TASK DETAILS: Gather all lines from the material that contain "тормоза".

PROVIDED RECORDS:
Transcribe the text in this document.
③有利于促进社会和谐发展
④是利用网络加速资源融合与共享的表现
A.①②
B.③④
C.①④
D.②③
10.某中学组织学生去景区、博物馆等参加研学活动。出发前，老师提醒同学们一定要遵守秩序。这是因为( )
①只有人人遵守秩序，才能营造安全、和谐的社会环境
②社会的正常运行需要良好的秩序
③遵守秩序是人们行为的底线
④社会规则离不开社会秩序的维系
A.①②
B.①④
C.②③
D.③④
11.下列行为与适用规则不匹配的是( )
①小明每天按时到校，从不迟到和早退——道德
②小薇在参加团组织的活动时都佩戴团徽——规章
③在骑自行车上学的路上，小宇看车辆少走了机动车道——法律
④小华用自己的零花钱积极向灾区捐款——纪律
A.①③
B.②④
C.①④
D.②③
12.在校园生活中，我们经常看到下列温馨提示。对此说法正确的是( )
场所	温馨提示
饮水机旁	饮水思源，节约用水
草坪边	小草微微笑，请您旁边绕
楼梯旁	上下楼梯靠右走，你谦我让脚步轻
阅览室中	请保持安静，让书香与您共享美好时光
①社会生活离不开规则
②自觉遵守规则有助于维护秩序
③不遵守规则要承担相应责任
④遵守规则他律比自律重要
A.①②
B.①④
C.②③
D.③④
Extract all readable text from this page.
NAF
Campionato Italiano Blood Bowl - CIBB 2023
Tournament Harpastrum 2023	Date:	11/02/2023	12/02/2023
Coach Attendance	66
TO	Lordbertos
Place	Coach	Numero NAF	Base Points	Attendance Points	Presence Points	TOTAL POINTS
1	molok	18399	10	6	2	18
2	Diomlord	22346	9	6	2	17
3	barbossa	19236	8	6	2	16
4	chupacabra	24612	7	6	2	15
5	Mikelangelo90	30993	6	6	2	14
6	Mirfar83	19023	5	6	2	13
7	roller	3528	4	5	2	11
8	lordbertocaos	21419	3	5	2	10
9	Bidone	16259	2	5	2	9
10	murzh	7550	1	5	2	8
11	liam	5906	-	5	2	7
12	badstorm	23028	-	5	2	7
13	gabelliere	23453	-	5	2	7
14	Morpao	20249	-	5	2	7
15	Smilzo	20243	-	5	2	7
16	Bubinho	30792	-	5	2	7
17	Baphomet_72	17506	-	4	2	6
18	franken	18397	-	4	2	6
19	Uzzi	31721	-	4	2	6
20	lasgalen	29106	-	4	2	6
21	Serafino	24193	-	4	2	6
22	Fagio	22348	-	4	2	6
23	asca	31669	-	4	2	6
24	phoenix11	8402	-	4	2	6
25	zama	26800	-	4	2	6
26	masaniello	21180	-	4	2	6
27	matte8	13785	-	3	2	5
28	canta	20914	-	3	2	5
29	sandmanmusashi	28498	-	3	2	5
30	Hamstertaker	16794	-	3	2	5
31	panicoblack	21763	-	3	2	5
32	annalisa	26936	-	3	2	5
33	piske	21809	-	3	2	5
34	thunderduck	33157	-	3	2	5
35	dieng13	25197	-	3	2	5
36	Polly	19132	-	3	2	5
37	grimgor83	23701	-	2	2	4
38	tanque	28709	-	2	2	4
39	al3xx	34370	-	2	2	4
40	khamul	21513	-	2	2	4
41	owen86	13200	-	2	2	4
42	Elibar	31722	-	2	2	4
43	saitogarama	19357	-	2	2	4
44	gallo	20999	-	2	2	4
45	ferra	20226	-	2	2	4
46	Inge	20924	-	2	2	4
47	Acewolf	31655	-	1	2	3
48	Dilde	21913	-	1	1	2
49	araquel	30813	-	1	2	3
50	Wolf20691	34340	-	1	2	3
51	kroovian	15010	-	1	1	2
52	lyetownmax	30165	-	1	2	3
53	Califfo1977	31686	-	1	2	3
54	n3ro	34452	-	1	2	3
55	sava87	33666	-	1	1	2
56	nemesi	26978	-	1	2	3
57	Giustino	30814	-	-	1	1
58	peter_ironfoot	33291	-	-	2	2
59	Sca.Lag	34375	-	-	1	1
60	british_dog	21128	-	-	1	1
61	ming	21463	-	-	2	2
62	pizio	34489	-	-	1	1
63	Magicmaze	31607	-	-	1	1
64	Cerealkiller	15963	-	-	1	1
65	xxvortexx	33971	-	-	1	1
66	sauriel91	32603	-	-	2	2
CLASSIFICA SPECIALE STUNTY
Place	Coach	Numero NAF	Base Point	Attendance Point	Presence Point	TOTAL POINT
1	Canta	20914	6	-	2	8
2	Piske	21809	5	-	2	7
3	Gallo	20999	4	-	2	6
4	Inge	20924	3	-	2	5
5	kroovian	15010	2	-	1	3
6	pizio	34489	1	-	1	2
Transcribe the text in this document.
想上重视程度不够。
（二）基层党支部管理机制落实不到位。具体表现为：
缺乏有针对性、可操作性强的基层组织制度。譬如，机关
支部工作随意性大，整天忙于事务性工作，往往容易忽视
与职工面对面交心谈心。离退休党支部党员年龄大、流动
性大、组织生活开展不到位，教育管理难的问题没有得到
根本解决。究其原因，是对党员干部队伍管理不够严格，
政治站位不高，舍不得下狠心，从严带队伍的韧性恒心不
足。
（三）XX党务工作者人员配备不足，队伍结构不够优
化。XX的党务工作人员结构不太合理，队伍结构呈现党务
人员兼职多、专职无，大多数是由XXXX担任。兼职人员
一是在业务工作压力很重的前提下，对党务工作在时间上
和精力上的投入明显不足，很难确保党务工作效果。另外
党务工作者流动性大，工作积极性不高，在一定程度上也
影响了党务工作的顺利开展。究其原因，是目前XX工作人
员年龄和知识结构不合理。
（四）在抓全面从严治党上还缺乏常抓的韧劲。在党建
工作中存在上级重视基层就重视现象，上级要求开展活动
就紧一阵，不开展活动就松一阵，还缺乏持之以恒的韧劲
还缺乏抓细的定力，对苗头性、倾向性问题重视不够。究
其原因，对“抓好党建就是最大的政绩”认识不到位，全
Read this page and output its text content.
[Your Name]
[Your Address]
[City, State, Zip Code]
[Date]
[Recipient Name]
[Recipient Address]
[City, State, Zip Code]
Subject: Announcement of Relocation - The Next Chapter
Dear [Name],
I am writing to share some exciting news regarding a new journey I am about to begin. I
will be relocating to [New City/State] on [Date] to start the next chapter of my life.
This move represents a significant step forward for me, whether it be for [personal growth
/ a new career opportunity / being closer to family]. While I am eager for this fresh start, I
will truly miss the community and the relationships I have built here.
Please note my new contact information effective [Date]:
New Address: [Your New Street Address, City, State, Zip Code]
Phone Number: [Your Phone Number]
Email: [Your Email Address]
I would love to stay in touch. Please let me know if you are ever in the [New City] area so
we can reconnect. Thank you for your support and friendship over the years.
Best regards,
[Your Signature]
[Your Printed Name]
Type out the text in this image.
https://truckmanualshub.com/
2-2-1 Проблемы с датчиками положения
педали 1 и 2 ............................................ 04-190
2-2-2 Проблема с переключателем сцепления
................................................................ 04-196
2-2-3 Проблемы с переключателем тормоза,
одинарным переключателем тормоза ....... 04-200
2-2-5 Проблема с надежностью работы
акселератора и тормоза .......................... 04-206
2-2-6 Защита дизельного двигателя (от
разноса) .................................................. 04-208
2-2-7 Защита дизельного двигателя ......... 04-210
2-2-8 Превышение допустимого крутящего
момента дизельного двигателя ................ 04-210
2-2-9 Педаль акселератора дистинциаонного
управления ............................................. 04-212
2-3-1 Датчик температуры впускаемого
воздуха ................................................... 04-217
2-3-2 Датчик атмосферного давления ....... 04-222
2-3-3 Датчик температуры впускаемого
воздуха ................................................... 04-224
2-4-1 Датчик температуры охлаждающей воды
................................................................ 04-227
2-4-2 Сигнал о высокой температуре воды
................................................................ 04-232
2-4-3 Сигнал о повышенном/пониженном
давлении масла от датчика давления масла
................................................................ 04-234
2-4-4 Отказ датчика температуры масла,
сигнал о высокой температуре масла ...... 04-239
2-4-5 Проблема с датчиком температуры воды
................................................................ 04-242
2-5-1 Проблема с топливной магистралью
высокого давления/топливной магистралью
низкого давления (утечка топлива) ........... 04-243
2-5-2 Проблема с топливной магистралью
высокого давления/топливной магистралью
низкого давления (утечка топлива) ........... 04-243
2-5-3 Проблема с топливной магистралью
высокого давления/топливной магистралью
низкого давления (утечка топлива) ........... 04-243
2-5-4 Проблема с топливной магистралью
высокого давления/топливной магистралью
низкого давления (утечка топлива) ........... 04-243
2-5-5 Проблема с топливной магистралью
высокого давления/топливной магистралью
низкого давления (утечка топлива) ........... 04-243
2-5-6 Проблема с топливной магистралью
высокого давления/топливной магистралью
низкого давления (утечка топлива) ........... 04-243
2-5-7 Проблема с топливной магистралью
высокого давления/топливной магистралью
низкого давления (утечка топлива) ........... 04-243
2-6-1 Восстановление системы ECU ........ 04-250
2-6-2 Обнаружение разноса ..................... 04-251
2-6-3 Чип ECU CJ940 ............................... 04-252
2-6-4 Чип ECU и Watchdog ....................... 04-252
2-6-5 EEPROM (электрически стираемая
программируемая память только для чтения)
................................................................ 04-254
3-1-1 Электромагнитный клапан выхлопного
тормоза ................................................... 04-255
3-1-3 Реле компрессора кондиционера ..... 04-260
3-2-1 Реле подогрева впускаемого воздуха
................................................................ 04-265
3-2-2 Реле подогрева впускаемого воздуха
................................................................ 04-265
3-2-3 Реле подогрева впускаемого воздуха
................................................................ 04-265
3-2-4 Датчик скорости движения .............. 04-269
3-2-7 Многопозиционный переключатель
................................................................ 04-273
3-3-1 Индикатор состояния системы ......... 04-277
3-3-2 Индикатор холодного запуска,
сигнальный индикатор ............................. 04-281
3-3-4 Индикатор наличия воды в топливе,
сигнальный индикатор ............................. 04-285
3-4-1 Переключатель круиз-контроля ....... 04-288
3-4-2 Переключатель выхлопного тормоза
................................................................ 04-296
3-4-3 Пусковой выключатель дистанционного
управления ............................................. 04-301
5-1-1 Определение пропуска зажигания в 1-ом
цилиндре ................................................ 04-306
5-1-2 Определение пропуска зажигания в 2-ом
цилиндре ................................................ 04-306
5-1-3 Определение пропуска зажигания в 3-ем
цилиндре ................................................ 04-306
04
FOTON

REPLY:
2-2-3 Проблемы с переключателем тормоза,
одинарным переключателем тормоза ....... 04-200
акселератора и тормоза .......................... 04-206
тормоза ................................................... 04-255
3-4-2 Переключатель выхлопного тормоза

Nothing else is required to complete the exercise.